» Records from a collection
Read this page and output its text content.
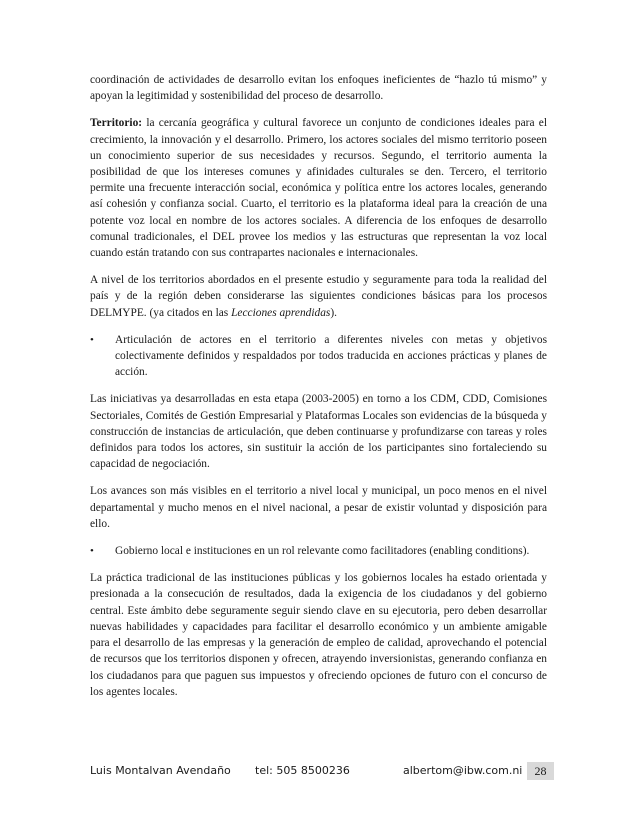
coordinación de actividades de desarrollo evitan los enfoques ineficientes de “hazlo tú mismo” y apoyan la legitimidad y sostenibilidad del proceso de desarrollo.

Territorio: la cercanía geográfica y cultural favorece un conjunto de condiciones ideales para el crecimiento, la innovación y el desarrollo. Primero, los actores sociales del mismo territorio poseen un conocimiento superior de sus necesidades y recursos. Segundo, el territorio aumenta la posibilidad de que los intereses comunes y afinidades culturales se den. Tercero, el territorio permite una frecuente interacción social, económica y política entre los actores locales, generando así cohesión y confianza social. Cuarto, el territorio es la plataforma ideal para la creación de una potente voz local en nombre de los actores sociales. A diferencia de los enfoques de desarrollo comunal tradicionales, el DEL provee los medios y las estructuras que representan la voz local cuando están tratando con sus contrapartes nacionales e internacionales.

A nivel de los territorios abordados en el presente estudio y seguramente para toda la realidad del país y de la región deben considerarse las siguientes condiciones básicas para los procesos DELMYPE. (ya citados en las Lecciones aprendidas).

•	Articulación de actores en el territorio a diferentes niveles con metas y objetivos colectivamente definidos y respaldados por todos traducida en acciones prácticas y planes de acción.

Las iniciativas ya desarrolladas en esta etapa (2003-2005) en torno a los CDM, CDD, Comisiones Sectoriales, Comités de Gestión Empresarial y Plataformas Locales son evidencias de la búsqueda y construcción de instancias de articulación, que deben continuarse y profundizarse con tareas y roles definidos para todos los actores, sin sustituir la acción de los participantes sino fortaleciendo su capacidad de negociación.

Los avances son más visibles en el territorio a nivel local y municipal, un poco menos en el nivel departamental y mucho menos en el nivel nacional, a pesar de existir voluntad y disposición para ello.

•	Gobierno local e instituciones en un rol relevante como facilitadores (enabling conditions).

La práctica tradicional de las instituciones públicas y los gobiernos locales ha estado orientada y presionada a la consecución de resultados, dada la exigencia de los ciudadanos y del gobierno central. Este ámbito debe seguramente seguir siendo clave en su ejecutoria, pero deben desarrollar nuevas habilidades y capacidades para facilitar el desarrollo económico y un ambiente amigable para el desarrollo de las empresas y la generación de empleo de calidad, aprovechando el potencial de recursos que los territorios disponen y ofrecen, atrayendo inversionistas, generando confianza en los ciudadanos para que paguen sus impuestos y ofreciendo opciones de futuro con el concurso de los agentes locales.

Luis Montalvan Avendaño tel: 505 8500236	albertom@ibw.com.ni	28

» DIRECTIVE
Copy all the data exactly as written, but skip any picture.

» TASK RESPONSE
Read this page and output its text content.
coordinación de actividades de desarrollo evitan los enfoques ineficientes de “hazlo tú mismo” y apoyan la legitimidad y sostenibilidad del proceso de desarrollo.

Territorio: la cercanía geográfica y cultural favorece un conjunto de condiciones ideales para el crecimiento, la innovación y el desarrollo. Primero, los actores sociales del mismo territorio poseen un conocimiento superior de sus necesidades y recursos. Segundo, el territorio aumenta la posibilidad de que los intereses comunes y afinidades culturales se den. Tercero, el territorio permite una frecuente interacción social, económica y política entre los actores locales, generando así cohesión y confianza social. Cuarto, el territorio es la plataforma ideal para la creación de una potente voz local en nombre de los actores sociales. A diferencia de los enfoques de desarrollo comunal tradicionales, el DEL provee los medios y las estructuras que representan la voz local cuando están tratando con sus contrapartes nacionales e internacionales.

A nivel de los territorios abordados en el presente estudio y seguramente para toda la realidad del país y de la región deben considerarse las siguientes condiciones básicas para los procesos DELMYPE. (ya citados en las Lecciones aprendidas).

•	Articulación de actores en el territorio a diferentes niveles con metas y objetivos colectivamente definidos y respaldados por todos traducida en acciones prácticas y planes de acción.

Las iniciativas ya desarrolladas en esta etapa (2003-2005) en torno a los CDM, CDD, Comisiones Sectoriales, Comités de Gestión Empresarial y Plataformas Locales son evidencias de la búsqueda y construcción de instancias de articulación, que deben continuarse y profundizarse con tareas y roles definidos para todos los actores, sin sustituir la acción de los participantes sino fortaleciendo su capacidad de negociación.

Los avances son más visibles en el territorio a nivel local y municipal, un poco menos en el nivel departamental y mucho menos en el nivel nacional, a pesar de existir voluntad y disposición para ello.

•	Gobierno local e instituciones en un rol relevante como facilitadores (enabling conditions).

La práctica tradicional de las instituciones públicas y los gobiernos locales ha estado orientada y presionada a la consecución de resultados, dada la exigencia de los ciudadanos y del gobierno central. Este ámbito debe seguramente seguir siendo clave en su ejecutoria, pero deben desarrollar nuevas habilidades y capacidades para facilitar el desarrollo económico y un ambiente amigable para el desarrollo de las empresas y la generación de empleo de calidad, aprovechando el potencial de recursos que los territorios disponen y ofrecen, atrayendo inversionistas, generando confianza en los ciudadanos para que paguen sus impuestos y ofreciendo opciones de futuro con el concurso de los agentes locales.

Luis Montalvan Avendaño tel: 505 8500236	albertom@ibw.com.ni	28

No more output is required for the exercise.